STATED GOAL — Only the number is needed: how many lines contain the word "mantissa"?

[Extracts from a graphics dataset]
------

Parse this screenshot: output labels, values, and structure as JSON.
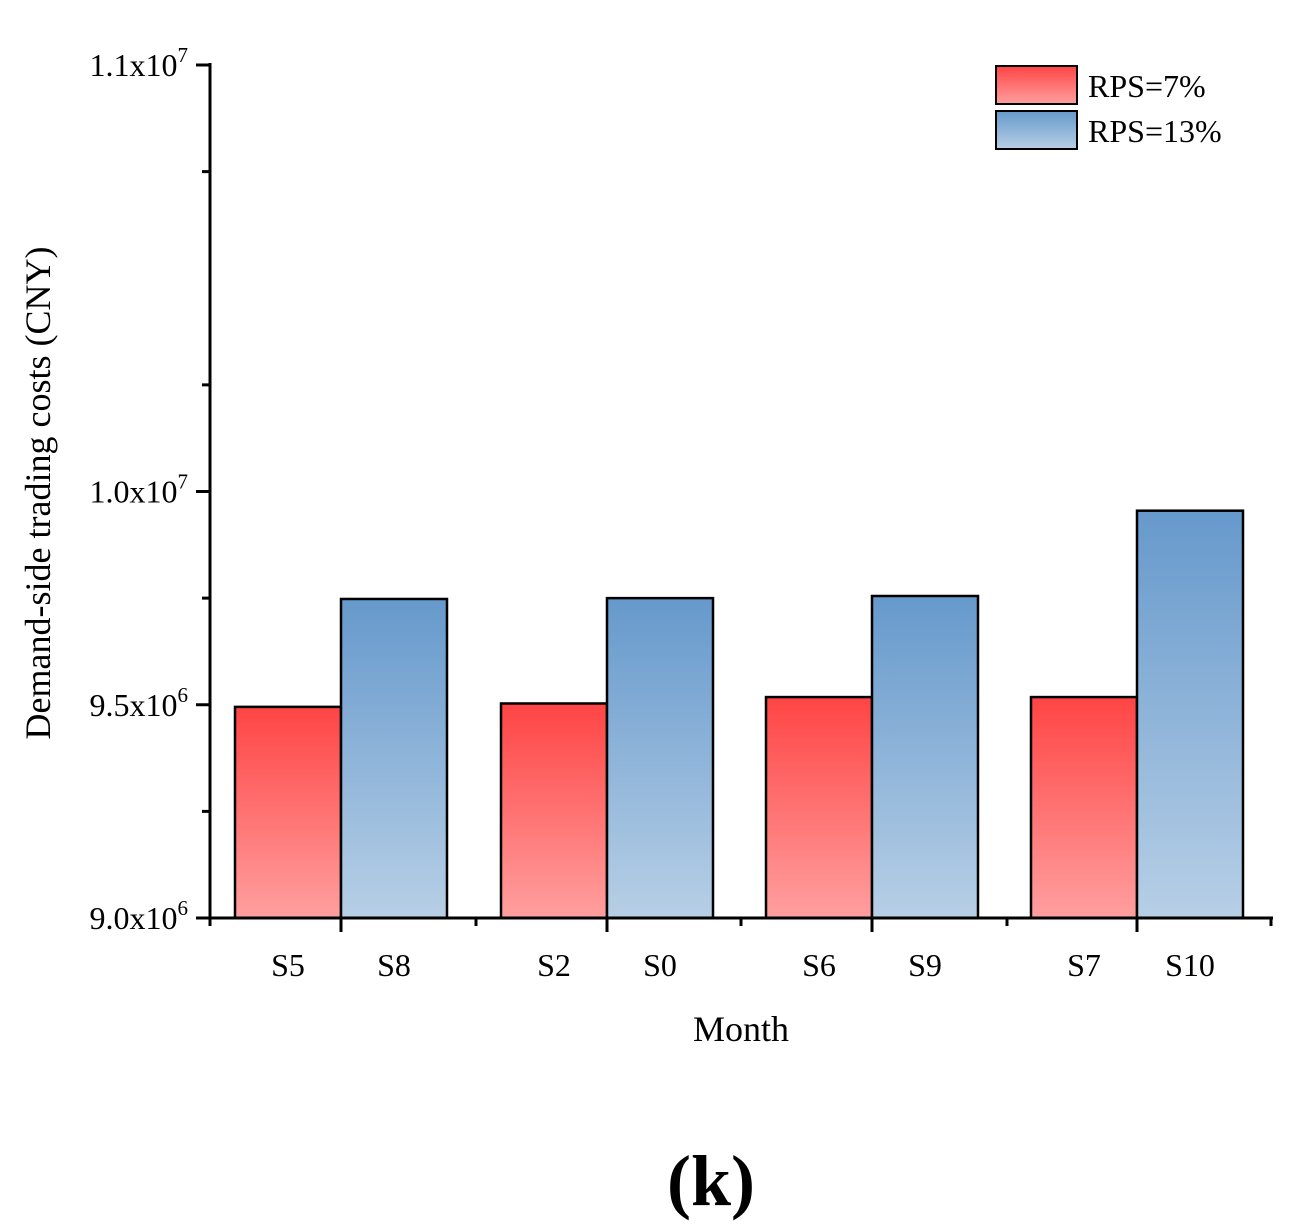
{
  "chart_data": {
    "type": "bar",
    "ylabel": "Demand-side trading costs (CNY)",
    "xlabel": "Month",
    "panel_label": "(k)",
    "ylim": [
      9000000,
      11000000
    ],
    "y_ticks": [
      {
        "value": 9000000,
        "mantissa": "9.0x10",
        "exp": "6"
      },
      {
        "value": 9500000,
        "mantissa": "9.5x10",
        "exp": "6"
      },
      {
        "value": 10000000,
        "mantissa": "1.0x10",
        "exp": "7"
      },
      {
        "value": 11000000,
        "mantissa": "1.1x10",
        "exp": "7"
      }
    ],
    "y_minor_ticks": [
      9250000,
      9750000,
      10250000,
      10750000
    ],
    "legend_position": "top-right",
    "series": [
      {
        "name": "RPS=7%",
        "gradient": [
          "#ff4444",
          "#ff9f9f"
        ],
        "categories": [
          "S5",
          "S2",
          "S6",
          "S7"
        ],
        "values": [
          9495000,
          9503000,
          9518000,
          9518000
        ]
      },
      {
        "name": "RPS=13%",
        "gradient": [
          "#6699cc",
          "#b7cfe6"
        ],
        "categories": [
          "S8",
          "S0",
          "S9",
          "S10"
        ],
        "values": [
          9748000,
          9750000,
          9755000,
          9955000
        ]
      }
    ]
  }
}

------

COMPLETED EXERCISE — 4